> _Exercise requirements_: Transcribe the full listing exactly, and drop every picture.

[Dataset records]

---+---

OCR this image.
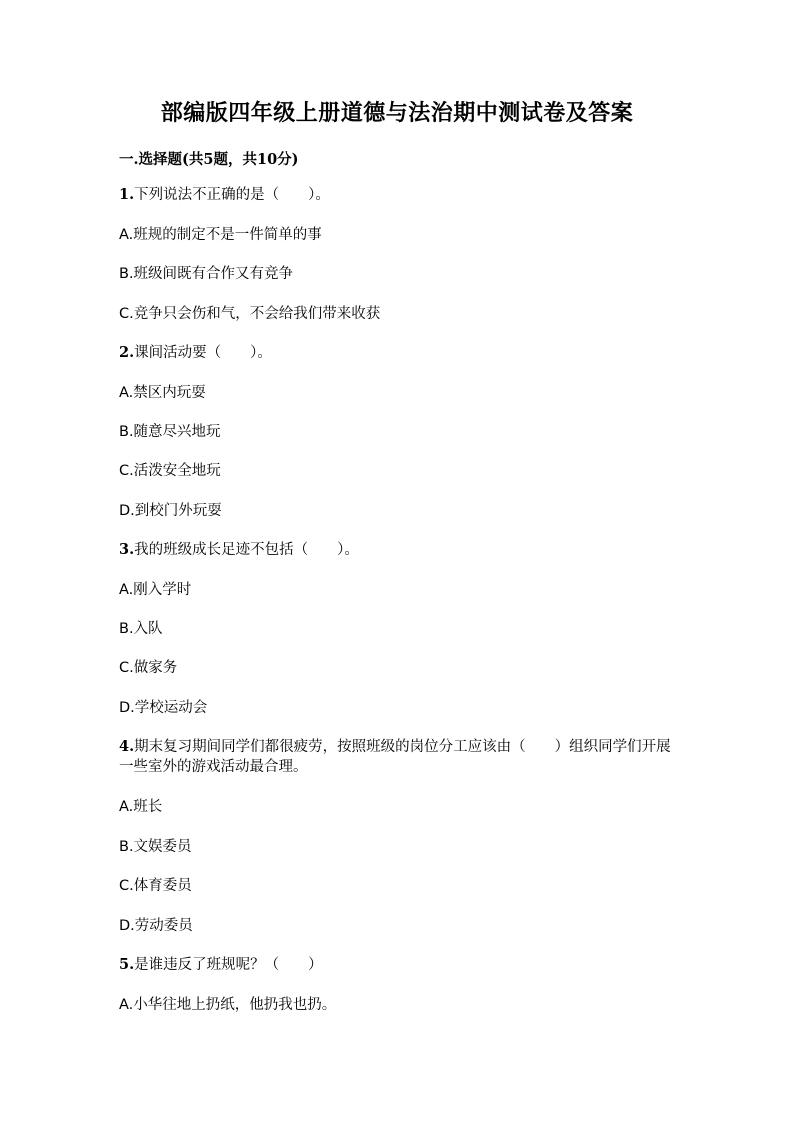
部编版四年级上册道德与法治期中测试卷及答案
一.选择题(共5题，共10分)
1.下列说法不正确的是（　　）。
A.班规的制定不是一件简单的事
B.班级间既有合作又有竞争
C.竞争只会伤和气，不会给我们带来收获
2.课间活动要（　　）。
A.禁区内玩耍
B.随意尽兴地玩
C.活泼安全地玩
D.到校门外玩耍
3.我的班级成长足迹不包括（　　）。
A.刚入学时
B.入队
C.做家务
D.学校运动会
4.期末复习期间同学们都很疲劳，按照班级的岗位分工应该由（　　）组织同学们开展一些室外的游戏活动最合理。
A.班长
B.文娱委员
C.体育委员
D.劳动委员
5.是谁违反了班规呢？（　　）
A.小华往地上扔纸，他扔我也扔。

---+---

> _Task answer_:
OCR this image.
部编版四年级上册道德与法治期中测试卷及答案
一.选择题(共5题，共10分)
1.下列说法不正确的是（　　）。
A.班规的制定不是一件简单的事
B.班级间既有合作又有竞争
C.竞争只会伤和气，不会给我们带来收获
2.课间活动要（　　）。
A.禁区内玩耍
B.随意尽兴地玩
C.活泼安全地玩
D.到校门外玩耍
3.我的班级成长足迹不包括（　　）。
A.刚入学时
B.入队
C.做家务
D.学校运动会
4.期末复习期间同学们都很疲劳，按照班级的岗位分工应该由（　　）组织同学们开展一些室外的游戏活动最合理。
A.班长
B.文娱委员
C.体育委员
D.劳动委员
5.是谁违反了班规呢？（　　）
A.小华往地上扔纸，他扔我也扔。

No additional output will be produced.